■ WRITTEN EXERCISE
All of the lines below are to be transcribed faithfully, with pictures excluded from the copy.

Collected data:
========
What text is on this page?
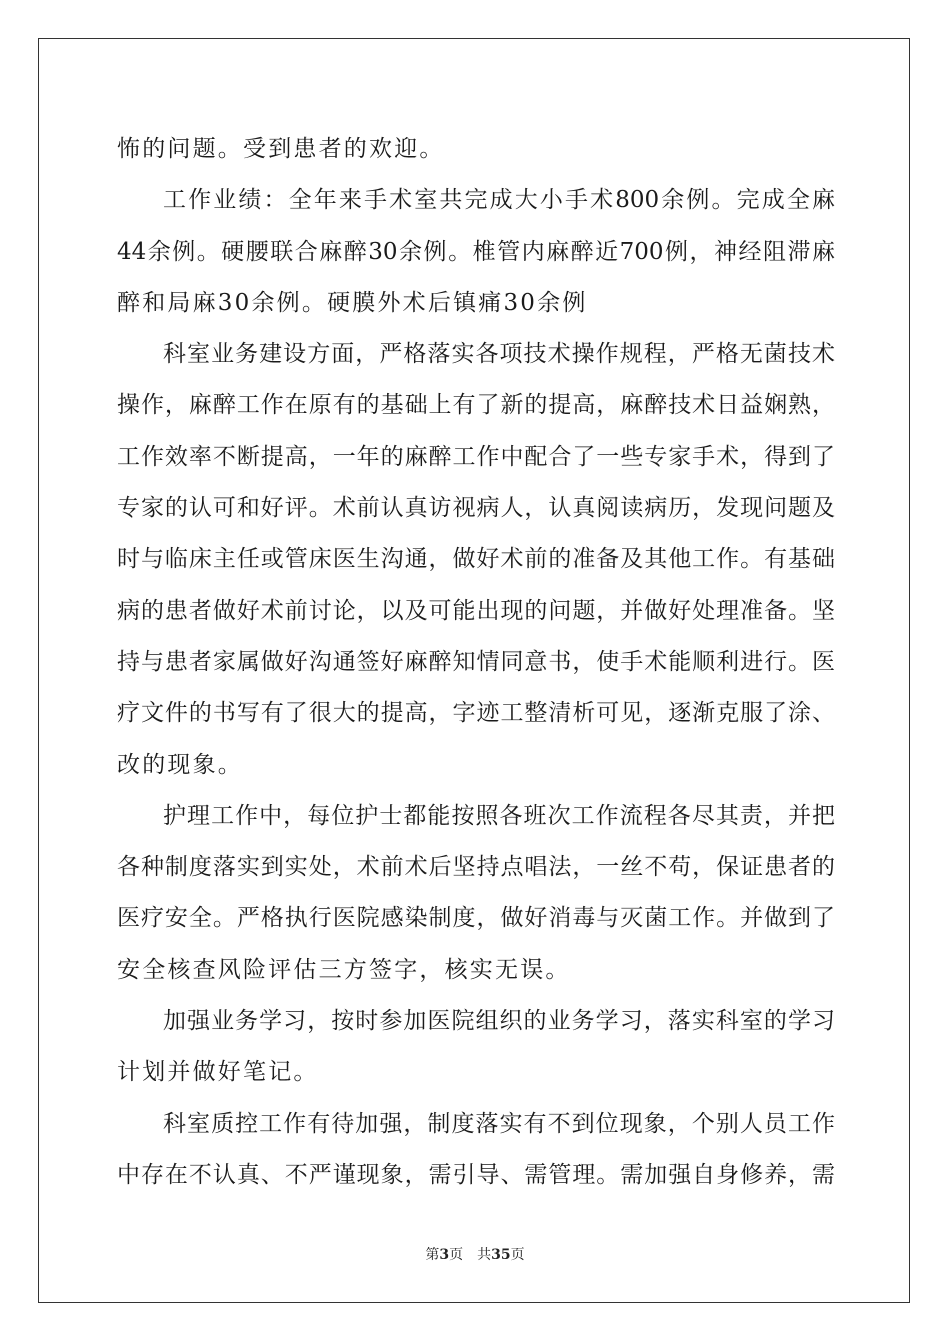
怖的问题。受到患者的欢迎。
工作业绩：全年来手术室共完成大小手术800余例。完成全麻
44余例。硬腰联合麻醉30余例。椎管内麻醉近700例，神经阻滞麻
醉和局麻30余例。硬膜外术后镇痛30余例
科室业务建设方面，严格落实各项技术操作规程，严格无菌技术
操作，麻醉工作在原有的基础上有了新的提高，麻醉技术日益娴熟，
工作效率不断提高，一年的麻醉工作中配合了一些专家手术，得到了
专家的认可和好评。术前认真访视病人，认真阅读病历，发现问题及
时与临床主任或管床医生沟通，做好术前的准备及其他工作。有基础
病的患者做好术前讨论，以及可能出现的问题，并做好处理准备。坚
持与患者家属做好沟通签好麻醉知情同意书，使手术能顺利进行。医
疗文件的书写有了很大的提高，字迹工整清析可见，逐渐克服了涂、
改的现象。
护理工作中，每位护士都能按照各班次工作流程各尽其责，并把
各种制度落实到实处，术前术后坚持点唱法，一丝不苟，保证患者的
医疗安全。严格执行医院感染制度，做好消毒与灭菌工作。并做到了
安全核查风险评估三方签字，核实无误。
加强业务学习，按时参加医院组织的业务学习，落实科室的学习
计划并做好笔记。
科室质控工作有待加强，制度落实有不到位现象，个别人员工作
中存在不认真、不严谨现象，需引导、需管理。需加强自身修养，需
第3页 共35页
========
■ PROBLEM SOLUTION
What text is on this page?
怖的问题。受到患者的欢迎。
工作业绩：全年来手术室共完成大小手术800余例。完成全麻
44余例。硬腰联合麻醉30余例。椎管内麻醉近700例，神经阻滞麻
醉和局麻30余例。硬膜外术后镇痛30余例
科室业务建设方面，严格落实各项技术操作规程，严格无菌技术
操作，麻醉工作在原有的基础上有了新的提高，麻醉技术日益娴熟，
工作效率不断提高，一年的麻醉工作中配合了一些专家手术，得到了
专家的认可和好评。术前认真访视病人，认真阅读病历，发现问题及
时与临床主任或管床医生沟通，做好术前的准备及其他工作。有基础
病的患者做好术前讨论，以及可能出现的问题，并做好处理准备。坚
持与患者家属做好沟通签好麻醉知情同意书，使手术能顺利进行。医
疗文件的书写有了很大的提高，字迹工整清析可见，逐渐克服了涂、
改的现象。
护理工作中，每位护士都能按照各班次工作流程各尽其责，并把
各种制度落实到实处，术前术后坚持点唱法，一丝不苟，保证患者的
医疗安全。严格执行医院感染制度，做好消毒与灭菌工作。并做到了
安全核查风险评估三方签字，核实无误。
加强业务学习，按时参加医院组织的业务学习，落实科室的学习
计划并做好笔记。
科室质控工作有待加强，制度落实有不到位现象，个别人员工作
中存在不认真、不严谨现象，需引导、需管理。需加强自身修养，需
第3页 共35页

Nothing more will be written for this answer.